Given entries START
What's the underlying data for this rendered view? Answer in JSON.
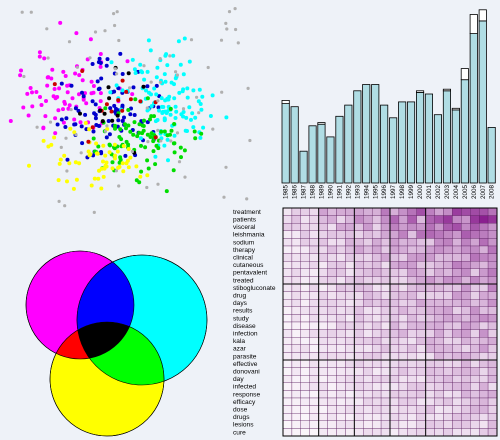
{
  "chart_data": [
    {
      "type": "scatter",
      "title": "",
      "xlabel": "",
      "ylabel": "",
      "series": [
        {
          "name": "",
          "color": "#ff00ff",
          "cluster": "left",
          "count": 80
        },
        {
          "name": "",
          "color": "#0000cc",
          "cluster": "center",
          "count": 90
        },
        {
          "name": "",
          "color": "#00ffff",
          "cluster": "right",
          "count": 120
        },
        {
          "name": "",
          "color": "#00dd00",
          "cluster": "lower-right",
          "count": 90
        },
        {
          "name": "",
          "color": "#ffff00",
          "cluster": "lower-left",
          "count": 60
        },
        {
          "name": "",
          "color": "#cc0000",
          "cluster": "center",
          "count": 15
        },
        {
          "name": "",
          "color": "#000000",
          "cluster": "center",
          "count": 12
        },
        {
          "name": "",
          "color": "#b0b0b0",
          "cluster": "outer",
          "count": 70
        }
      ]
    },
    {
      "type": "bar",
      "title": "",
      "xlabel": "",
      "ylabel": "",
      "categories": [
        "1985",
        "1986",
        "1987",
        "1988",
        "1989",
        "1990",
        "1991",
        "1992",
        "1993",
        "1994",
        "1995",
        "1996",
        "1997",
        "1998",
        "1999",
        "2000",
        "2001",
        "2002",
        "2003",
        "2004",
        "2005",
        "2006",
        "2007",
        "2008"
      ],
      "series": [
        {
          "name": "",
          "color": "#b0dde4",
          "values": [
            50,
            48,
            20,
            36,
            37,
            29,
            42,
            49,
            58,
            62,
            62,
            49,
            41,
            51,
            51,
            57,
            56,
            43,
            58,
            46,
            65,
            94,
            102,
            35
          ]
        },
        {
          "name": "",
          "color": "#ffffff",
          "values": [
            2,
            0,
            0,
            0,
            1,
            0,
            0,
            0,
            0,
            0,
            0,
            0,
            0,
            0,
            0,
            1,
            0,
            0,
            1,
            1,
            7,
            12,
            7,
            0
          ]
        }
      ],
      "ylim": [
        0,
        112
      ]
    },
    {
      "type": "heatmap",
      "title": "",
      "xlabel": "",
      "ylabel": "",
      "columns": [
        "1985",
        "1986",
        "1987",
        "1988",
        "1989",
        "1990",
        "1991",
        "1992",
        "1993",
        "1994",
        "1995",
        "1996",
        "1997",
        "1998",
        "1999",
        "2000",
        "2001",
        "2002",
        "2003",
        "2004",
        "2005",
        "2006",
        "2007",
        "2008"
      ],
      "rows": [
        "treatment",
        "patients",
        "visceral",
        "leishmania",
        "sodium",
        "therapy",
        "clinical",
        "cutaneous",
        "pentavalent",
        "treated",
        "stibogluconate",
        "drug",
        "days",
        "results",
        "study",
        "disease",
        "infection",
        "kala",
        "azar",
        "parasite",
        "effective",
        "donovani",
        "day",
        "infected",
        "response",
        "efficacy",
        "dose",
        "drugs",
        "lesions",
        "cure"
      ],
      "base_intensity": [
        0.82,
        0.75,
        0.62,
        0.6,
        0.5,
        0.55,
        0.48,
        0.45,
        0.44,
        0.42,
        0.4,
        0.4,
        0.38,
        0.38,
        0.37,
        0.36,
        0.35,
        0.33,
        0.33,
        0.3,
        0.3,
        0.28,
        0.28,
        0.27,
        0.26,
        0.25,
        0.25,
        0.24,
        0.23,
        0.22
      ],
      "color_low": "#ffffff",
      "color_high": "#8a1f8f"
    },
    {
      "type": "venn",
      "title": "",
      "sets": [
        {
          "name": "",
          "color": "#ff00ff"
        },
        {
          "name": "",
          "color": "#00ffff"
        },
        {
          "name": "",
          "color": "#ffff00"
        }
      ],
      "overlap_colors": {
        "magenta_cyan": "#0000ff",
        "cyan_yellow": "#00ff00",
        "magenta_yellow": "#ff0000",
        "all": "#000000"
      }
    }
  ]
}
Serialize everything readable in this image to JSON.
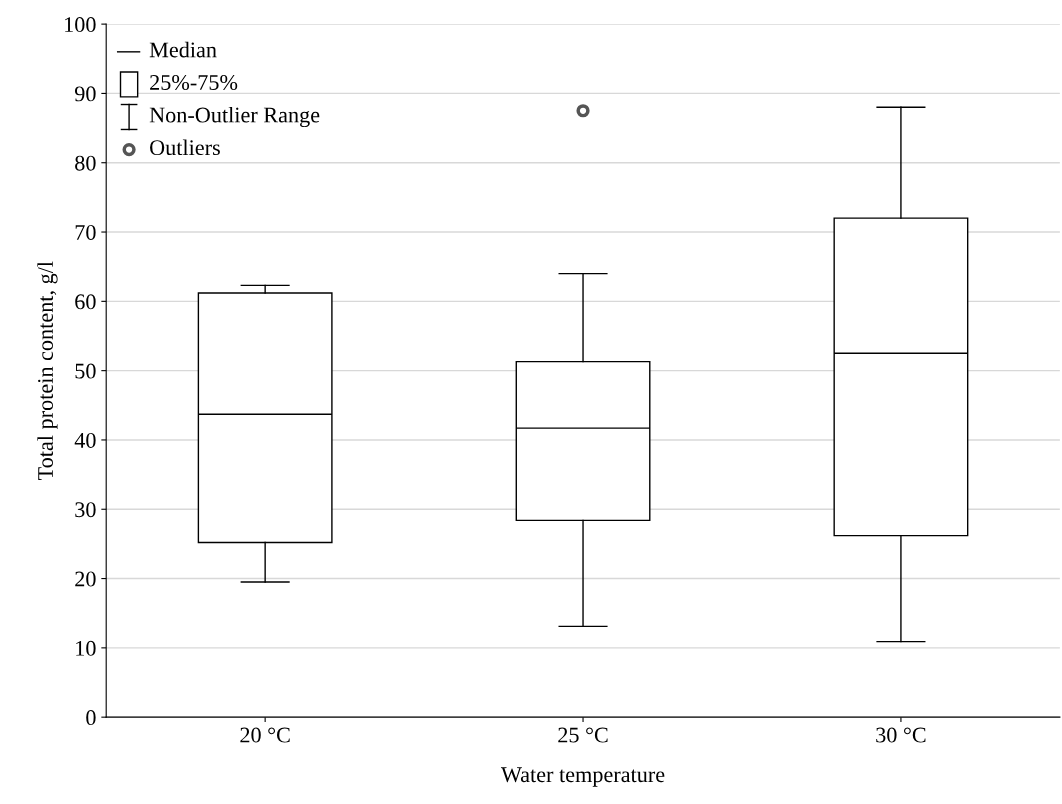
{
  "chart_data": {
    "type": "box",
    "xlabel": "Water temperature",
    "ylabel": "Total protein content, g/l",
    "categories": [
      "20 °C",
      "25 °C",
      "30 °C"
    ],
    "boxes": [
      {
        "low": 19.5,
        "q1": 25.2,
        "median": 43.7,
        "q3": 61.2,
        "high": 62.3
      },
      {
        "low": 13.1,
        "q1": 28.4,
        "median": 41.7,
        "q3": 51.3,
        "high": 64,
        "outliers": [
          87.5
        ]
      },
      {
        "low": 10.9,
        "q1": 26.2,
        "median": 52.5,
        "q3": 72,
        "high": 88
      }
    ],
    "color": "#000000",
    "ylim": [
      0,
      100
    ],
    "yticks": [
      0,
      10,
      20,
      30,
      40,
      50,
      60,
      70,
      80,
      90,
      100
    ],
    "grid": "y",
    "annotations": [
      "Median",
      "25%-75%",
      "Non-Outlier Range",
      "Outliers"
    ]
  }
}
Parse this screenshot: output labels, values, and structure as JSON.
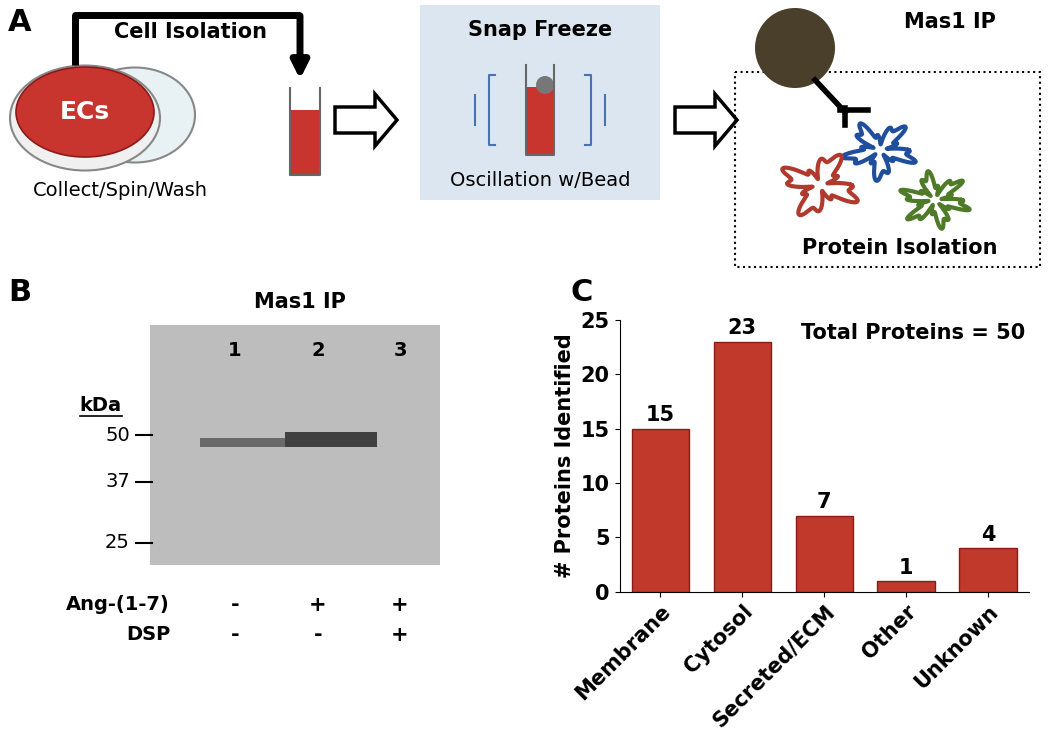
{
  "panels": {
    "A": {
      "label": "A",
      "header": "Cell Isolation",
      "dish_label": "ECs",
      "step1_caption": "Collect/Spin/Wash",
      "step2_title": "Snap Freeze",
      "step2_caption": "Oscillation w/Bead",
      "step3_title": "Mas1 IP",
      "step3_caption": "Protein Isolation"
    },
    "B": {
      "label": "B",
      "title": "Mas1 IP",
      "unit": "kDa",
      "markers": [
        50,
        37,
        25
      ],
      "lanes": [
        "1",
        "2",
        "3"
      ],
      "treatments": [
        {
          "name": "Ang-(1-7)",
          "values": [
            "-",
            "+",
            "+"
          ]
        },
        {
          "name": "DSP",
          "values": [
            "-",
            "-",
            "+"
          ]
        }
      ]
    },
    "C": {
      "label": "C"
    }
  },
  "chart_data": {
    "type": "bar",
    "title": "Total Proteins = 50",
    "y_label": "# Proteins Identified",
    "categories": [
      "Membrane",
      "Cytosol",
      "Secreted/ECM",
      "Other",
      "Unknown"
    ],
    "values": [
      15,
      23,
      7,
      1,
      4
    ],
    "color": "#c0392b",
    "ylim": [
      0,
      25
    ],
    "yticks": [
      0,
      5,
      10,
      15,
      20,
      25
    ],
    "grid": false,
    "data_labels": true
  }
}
Given entries END
Look through the records above and please copy every line in which the string "this" occurs.

What's the underlying data for this rendered view? Answer in JSON.
Serialize everything readable in this image to JSON.
Parse this screenshot: output labels, values, and structure as JSON.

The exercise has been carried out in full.